Spatial layout data:
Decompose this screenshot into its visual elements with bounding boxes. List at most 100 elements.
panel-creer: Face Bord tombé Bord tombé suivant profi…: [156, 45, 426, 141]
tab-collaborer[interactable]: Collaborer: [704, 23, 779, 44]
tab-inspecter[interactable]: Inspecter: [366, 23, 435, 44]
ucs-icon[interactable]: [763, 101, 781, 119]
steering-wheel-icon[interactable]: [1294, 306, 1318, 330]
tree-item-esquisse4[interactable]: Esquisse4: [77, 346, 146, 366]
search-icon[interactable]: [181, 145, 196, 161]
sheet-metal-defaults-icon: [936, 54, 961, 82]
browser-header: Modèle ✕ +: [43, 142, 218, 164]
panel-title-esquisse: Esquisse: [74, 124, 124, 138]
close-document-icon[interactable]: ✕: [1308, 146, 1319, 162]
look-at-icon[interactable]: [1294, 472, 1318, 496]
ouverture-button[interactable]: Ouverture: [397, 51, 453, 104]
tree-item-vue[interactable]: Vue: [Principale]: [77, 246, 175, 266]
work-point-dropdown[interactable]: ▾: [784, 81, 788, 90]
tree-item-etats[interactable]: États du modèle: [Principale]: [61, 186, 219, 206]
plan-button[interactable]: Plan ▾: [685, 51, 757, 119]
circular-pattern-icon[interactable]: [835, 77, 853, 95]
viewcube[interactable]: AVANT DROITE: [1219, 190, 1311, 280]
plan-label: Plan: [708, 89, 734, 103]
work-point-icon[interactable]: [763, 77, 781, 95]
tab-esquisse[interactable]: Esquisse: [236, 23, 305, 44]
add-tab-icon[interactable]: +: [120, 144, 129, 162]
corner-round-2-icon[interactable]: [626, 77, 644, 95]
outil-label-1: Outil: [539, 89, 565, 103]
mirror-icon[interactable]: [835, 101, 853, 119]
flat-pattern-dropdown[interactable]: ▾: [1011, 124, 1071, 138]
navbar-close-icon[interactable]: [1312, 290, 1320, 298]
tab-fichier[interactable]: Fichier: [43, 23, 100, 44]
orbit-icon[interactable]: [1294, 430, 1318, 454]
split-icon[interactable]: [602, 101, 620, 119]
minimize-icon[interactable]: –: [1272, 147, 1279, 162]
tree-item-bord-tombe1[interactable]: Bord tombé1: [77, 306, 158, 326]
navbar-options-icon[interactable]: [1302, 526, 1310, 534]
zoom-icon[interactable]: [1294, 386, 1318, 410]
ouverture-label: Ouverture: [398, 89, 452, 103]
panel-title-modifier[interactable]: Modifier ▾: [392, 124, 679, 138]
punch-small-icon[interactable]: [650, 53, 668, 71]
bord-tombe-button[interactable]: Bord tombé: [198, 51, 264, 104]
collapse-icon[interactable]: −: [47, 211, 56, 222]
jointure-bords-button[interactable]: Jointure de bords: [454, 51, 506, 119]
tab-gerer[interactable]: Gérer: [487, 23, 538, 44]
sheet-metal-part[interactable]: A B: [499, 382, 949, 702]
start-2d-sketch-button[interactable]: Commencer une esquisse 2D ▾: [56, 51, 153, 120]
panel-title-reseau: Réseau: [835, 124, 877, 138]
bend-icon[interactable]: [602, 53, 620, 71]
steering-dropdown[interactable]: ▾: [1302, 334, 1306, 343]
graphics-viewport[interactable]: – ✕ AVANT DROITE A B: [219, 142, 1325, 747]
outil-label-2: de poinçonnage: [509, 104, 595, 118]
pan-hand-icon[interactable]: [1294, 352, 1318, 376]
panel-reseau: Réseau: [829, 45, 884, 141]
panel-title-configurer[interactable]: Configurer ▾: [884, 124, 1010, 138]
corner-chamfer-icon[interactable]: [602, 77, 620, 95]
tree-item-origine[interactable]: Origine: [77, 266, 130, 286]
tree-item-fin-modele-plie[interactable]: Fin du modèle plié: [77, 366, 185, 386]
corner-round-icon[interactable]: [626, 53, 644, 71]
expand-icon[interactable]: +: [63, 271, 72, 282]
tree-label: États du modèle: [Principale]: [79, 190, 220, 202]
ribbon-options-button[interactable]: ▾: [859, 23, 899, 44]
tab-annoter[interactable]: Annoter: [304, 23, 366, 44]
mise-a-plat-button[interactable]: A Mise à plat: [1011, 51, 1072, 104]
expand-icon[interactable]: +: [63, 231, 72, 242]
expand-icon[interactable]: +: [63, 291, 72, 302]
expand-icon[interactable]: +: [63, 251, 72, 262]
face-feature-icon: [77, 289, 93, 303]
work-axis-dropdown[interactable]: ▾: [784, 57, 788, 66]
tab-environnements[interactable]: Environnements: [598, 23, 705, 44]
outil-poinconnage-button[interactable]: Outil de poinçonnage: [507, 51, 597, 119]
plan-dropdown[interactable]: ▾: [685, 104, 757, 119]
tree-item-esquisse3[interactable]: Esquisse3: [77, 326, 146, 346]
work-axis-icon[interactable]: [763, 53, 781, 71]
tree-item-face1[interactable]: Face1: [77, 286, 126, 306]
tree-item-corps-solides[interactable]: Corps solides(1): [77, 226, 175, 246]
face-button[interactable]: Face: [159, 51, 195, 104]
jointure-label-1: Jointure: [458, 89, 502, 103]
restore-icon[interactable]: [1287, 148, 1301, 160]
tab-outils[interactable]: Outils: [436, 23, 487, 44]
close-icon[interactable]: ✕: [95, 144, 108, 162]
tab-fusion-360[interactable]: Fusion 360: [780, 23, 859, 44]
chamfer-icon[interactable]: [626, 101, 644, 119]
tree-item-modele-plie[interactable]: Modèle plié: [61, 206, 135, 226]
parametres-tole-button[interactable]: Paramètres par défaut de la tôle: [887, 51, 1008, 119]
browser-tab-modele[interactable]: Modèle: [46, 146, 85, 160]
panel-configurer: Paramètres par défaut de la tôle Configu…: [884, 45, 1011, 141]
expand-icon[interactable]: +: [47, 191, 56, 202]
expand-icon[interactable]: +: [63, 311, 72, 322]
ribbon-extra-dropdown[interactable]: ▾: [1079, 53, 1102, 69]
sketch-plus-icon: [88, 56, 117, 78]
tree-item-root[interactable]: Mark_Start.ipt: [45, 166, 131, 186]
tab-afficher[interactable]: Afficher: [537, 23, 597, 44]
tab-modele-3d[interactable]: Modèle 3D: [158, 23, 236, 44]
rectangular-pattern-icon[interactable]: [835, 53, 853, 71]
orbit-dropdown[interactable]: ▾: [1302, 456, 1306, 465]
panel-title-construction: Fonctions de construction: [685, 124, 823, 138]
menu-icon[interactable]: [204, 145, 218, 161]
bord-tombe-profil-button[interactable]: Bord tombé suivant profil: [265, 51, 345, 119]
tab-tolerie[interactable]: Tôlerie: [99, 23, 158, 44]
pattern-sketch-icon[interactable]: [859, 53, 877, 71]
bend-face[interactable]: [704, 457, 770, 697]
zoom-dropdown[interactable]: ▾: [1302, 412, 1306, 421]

◆ **What you should do**: Return each line of the records that contains the string "plié". Case counts.

◆ **Written answer**:
tree-item-fin-modele-plie[interactable]: Fin du modèle plié: [77, 366, 185, 386]
tree-item-modele-plie[interactable]: Modèle plié: [61, 206, 135, 226]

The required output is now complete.